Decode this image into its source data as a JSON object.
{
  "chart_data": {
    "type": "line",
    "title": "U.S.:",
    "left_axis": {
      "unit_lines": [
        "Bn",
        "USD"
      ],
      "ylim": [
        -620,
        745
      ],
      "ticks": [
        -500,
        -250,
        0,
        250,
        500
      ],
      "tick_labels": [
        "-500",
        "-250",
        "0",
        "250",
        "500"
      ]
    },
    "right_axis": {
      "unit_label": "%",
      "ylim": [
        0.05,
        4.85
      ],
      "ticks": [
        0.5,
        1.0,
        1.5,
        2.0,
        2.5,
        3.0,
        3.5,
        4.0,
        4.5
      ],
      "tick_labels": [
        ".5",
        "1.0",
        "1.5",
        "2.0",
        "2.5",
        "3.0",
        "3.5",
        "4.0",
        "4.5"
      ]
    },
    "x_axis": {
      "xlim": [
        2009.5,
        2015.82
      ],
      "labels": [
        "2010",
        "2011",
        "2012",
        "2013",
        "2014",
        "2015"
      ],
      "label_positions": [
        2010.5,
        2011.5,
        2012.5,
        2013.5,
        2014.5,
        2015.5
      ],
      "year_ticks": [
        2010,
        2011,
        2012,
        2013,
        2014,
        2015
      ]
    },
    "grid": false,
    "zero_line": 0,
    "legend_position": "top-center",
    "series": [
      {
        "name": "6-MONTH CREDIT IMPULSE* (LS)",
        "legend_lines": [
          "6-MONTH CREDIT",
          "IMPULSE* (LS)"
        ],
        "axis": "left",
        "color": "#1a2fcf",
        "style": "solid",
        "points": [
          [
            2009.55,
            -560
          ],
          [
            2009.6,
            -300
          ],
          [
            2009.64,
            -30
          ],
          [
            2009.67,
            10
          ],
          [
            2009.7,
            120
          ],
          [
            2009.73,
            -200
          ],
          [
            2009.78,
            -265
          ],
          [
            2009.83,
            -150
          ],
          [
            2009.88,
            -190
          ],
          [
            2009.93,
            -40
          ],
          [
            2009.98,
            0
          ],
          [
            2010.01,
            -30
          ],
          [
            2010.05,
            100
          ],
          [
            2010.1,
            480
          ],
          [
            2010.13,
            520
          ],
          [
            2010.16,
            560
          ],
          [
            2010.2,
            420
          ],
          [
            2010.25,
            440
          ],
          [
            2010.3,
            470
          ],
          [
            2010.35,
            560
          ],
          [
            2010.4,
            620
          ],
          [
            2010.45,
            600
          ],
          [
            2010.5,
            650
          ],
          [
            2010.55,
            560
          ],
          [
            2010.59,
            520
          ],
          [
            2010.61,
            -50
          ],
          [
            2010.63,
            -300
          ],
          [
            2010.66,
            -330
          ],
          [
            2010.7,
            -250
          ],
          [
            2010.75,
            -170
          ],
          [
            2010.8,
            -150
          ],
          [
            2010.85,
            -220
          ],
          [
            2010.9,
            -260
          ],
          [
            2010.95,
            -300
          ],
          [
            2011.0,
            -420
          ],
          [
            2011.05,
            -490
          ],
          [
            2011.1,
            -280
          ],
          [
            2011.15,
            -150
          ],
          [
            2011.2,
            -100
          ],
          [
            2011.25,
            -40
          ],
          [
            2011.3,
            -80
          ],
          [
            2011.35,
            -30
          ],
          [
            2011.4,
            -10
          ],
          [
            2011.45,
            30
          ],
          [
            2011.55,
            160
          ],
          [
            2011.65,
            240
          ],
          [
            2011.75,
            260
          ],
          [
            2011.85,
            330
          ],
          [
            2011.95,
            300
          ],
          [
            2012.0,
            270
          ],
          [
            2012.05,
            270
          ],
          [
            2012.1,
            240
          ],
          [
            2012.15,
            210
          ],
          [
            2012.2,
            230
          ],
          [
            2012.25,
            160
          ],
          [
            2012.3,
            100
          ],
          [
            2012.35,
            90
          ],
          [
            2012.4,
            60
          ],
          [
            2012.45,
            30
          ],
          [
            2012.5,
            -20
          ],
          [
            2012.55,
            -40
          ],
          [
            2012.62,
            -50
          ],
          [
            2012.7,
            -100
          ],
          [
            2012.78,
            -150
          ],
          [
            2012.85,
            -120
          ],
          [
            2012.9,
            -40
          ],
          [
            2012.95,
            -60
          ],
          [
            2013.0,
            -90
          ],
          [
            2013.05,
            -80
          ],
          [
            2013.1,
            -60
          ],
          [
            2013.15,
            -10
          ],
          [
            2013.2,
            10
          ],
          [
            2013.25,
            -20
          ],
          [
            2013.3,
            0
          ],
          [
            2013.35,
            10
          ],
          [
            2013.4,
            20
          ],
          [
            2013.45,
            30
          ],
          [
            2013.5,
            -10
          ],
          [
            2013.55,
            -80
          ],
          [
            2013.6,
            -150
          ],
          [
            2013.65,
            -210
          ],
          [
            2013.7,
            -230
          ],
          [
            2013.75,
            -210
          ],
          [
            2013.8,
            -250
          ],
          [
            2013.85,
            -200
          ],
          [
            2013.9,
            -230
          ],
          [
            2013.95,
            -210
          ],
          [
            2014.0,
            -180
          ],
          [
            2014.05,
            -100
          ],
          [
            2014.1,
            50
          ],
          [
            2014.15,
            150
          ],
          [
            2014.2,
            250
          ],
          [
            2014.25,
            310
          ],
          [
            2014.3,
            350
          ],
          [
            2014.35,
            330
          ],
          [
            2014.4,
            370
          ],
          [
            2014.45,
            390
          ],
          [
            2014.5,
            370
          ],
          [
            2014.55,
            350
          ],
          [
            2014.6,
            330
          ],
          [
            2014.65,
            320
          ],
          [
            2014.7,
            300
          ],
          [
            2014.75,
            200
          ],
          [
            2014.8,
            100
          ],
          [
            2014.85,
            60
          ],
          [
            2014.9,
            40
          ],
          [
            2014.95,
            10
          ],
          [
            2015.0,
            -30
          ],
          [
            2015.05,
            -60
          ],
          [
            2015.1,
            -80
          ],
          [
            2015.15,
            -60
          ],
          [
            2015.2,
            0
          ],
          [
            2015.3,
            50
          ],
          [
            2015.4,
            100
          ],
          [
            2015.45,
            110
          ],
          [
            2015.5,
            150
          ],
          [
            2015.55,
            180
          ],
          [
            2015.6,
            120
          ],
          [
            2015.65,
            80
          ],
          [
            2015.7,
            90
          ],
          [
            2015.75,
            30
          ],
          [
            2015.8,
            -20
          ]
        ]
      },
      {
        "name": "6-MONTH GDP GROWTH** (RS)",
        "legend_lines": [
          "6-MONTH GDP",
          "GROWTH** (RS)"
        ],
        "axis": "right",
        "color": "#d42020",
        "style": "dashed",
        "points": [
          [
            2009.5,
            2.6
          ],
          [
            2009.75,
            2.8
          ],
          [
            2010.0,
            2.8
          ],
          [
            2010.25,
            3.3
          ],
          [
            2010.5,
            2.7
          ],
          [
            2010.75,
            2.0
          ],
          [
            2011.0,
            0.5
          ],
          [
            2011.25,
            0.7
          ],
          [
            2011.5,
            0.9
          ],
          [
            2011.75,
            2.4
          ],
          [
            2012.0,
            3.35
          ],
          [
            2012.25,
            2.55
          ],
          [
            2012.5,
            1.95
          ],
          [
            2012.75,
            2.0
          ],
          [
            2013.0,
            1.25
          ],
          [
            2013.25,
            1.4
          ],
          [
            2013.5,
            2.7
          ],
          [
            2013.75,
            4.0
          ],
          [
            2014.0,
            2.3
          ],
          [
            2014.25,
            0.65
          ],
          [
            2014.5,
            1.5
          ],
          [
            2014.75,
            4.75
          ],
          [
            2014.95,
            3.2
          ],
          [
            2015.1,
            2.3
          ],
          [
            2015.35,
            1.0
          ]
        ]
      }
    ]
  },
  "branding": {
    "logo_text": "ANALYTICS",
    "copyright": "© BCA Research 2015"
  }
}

┄┄┄┄┄┄

• [PROBLEM] Repeat every line of the records above exactly.

• [TASK RESPONSE]
Decode this image into its source data as a JSON object.
{
  "chart_data": {
    "type": "line",
    "title": "U.S.:",
    "left_axis": {
      "unit_lines": [
        "Bn",
        "USD"
      ],
      "ylim": [
        -620,
        745
      ],
      "ticks": [
        -500,
        -250,
        0,
        250,
        500
      ],
      "tick_labels": [
        "-500",
        "-250",
        "0",
        "250",
        "500"
      ]
    },
    "right_axis": {
      "unit_label": "%",
      "ylim": [
        0.05,
        4.85
      ],
      "ticks": [
        0.5,
        1.0,
        1.5,
        2.0,
        2.5,
        3.0,
        3.5,
        4.0,
        4.5
      ],
      "tick_labels": [
        ".5",
        "1.0",
        "1.5",
        "2.0",
        "2.5",
        "3.0",
        "3.5",
        "4.0",
        "4.5"
      ]
    },
    "x_axis": {
      "xlim": [
        2009.5,
        2015.82
      ],
      "labels": [
        "2010",
        "2011",
        "2012",
        "2013",
        "2014",
        "2015"
      ],
      "label_positions": [
        2010.5,
        2011.5,
        2012.5,
        2013.5,
        2014.5,
        2015.5
      ],
      "year_ticks": [
        2010,
        2011,
        2012,
        2013,
        2014,
        2015
      ]
    },
    "grid": false,
    "zero_line": 0,
    "legend_position": "top-center",
    "series": [
      {
        "name": "6-MONTH CREDIT IMPULSE* (LS)",
        "legend_lines": [
          "6-MONTH CREDIT",
          "IMPULSE* (LS)"
        ],
        "axis": "left",
        "color": "#1a2fcf",
        "style": "solid",
        "points": [
          [
            2009.55,
            -560
          ],
          [
            2009.6,
            -300
          ],
          [
            2009.64,
            -30
          ],
          [
            2009.67,
            10
          ],
          [
            2009.7,
            120
          ],
          [
            2009.73,
            -200
          ],
          [
            2009.78,
            -265
          ],
          [
            2009.83,
            -150
          ],
          [
            2009.88,
            -190
          ],
          [
            2009.93,
            -40
          ],
          [
            2009.98,
            0
          ],
          [
            2010.01,
            -30
          ],
          [
            2010.05,
            100
          ],
          [
            2010.1,
            480
          ],
          [
            2010.13,
            520
          ],
          [
            2010.16,
            560
          ],
          [
            2010.2,
            420
          ],
          [
            2010.25,
            440
          ],
          [
            2010.3,
            470
          ],
          [
            2010.35,
            560
          ],
          [
            2010.4,
            620
          ],
          [
            2010.45,
            600
          ],
          [
            2010.5,
            650
          ],
          [
            2010.55,
            560
          ],
          [
            2010.59,
            520
          ],
          [
            2010.61,
            -50
          ],
          [
            2010.63,
            -300
          ],
          [
            2010.66,
            -330
          ],
          [
            2010.7,
            -250
          ],
          [
            2010.75,
            -170
          ],
          [
            2010.8,
            -150
          ],
          [
            2010.85,
            -220
          ],
          [
            2010.9,
            -260
          ],
          [
            2010.95,
            -300
          ],
          [
            2011.0,
            -420
          ],
          [
            2011.05,
            -490
          ],
          [
            2011.1,
            -280
          ],
          [
            2011.15,
            -150
          ],
          [
            2011.2,
            -100
          ],
          [
            2011.25,
            -40
          ],
          [
            2011.3,
            -80
          ],
          [
            2011.35,
            -30
          ],
          [
            2011.4,
            -10
          ],
          [
            2011.45,
            30
          ],
          [
            2011.55,
            160
          ],
          [
            2011.65,
            240
          ],
          [
            2011.75,
            260
          ],
          [
            2011.85,
            330
          ],
          [
            2011.95,
            300
          ],
          [
            2012.0,
            270
          ],
          [
            2012.05,
            270
          ],
          [
            2012.1,
            240
          ],
          [
            2012.15,
            210
          ],
          [
            2012.2,
            230
          ],
          [
            2012.25,
            160
          ],
          [
            2012.3,
            100
          ],
          [
            2012.35,
            90
          ],
          [
            2012.4,
            60
          ],
          [
            2012.45,
            30
          ],
          [
            2012.5,
            -20
          ],
          [
            2012.55,
            -40
          ],
          [
            2012.62,
            -50
          ],
          [
            2012.7,
            -100
          ],
          [
            2012.78,
            -150
          ],
          [
            2012.85,
            -120
          ],
          [
            2012.9,
            -40
          ],
          [
            2012.95,
            -60
          ],
          [
            2013.0,
            -90
          ],
          [
            2013.05,
            -80
          ],
          [
            2013.1,
            -60
          ],
          [
            2013.15,
            -10
          ],
          [
            2013.2,
            10
          ],
          [
            2013.25,
            -20
          ],
          [
            2013.3,
            0
          ],
          [
            2013.35,
            10
          ],
          [
            2013.4,
            20
          ],
          [
            2013.45,
            30
          ],
          [
            2013.5,
            -10
          ],
          [
            2013.55,
            -80
          ],
          [
            2013.6,
            -150
          ],
          [
            2013.65,
            -210
          ],
          [
            2013.7,
            -230
          ],
          [
            2013.75,
            -210
          ],
          [
            2013.8,
            -250
          ],
          [
            2013.85,
            -200
          ],
          [
            2013.9,
            -230
          ],
          [
            2013.95,
            -210
          ],
          [
            2014.0,
            -180
          ],
          [
            2014.05,
            -100
          ],
          [
            2014.1,
            50
          ],
          [
            2014.15,
            150
          ],
          [
            2014.2,
            250
          ],
          [
            2014.25,
            310
          ],
          [
            2014.3,
            350
          ],
          [
            2014.35,
            330
          ],
          [
            2014.4,
            370
          ],
          [
            2014.45,
            390
          ],
          [
            2014.5,
            370
          ],
          [
            2014.55,
            350
          ],
          [
            2014.6,
            330
          ],
          [
            2014.65,
            320
          ],
          [
            2014.7,
            300
          ],
          [
            2014.75,
            200
          ],
          [
            2014.8,
            100
          ],
          [
            2014.85,
            60
          ],
          [
            2014.9,
            40
          ],
          [
            2014.95,
            10
          ],
          [
            2015.0,
            -30
          ],
          [
            2015.05,
            -60
          ],
          [
            2015.1,
            -80
          ],
          [
            2015.15,
            -60
          ],
          [
            2015.2,
            0
          ],
          [
            2015.3,
            50
          ],
          [
            2015.4,
            100
          ],
          [
            2015.45,
            110
          ],
          [
            2015.5,
            150
          ],
          [
            2015.55,
            180
          ],
          [
            2015.6,
            120
          ],
          [
            2015.65,
            80
          ],
          [
            2015.7,
            90
          ],
          [
            2015.75,
            30
          ],
          [
            2015.8,
            -20
          ]
        ]
      },
      {
        "name": "6-MONTH GDP GROWTH** (RS)",
        "legend_lines": [
          "6-MONTH GDP",
          "GROWTH** (RS)"
        ],
        "axis": "right",
        "color": "#d42020",
        "style": "dashed",
        "points": [
          [
            2009.5,
            2.6
          ],
          [
            2009.75,
            2.8
          ],
          [
            2010.0,
            2.8
          ],
          [
            2010.25,
            3.3
          ],
          [
            2010.5,
            2.7
          ],
          [
            2010.75,
            2.0
          ],
          [
            2011.0,
            0.5
          ],
          [
            2011.25,
            0.7
          ],
          [
            2011.5,
            0.9
          ],
          [
            2011.75,
            2.4
          ],
          [
            2012.0,
            3.35
          ],
          [
            2012.25,
            2.55
          ],
          [
            2012.5,
            1.95
          ],
          [
            2012.75,
            2.0
          ],
          [
            2013.0,
            1.25
          ],
          [
            2013.25,
            1.4
          ],
          [
            2013.5,
            2.7
          ],
          [
            2013.75,
            4.0
          ],
          [
            2014.0,
            2.3
          ],
          [
            2014.25,
            0.65
          ],
          [
            2014.5,
            1.5
          ],
          [
            2014.75,
            4.75
          ],
          [
            2014.95,
            3.2
          ],
          [
            2015.1,
            2.3
          ],
          [
            2015.35,
            1.0
          ]
        ]
      }
    ]
  },
  "branding": {
    "logo_text": "ANALYTICS",
    "copyright": "© BCA Research 2015"
  }
}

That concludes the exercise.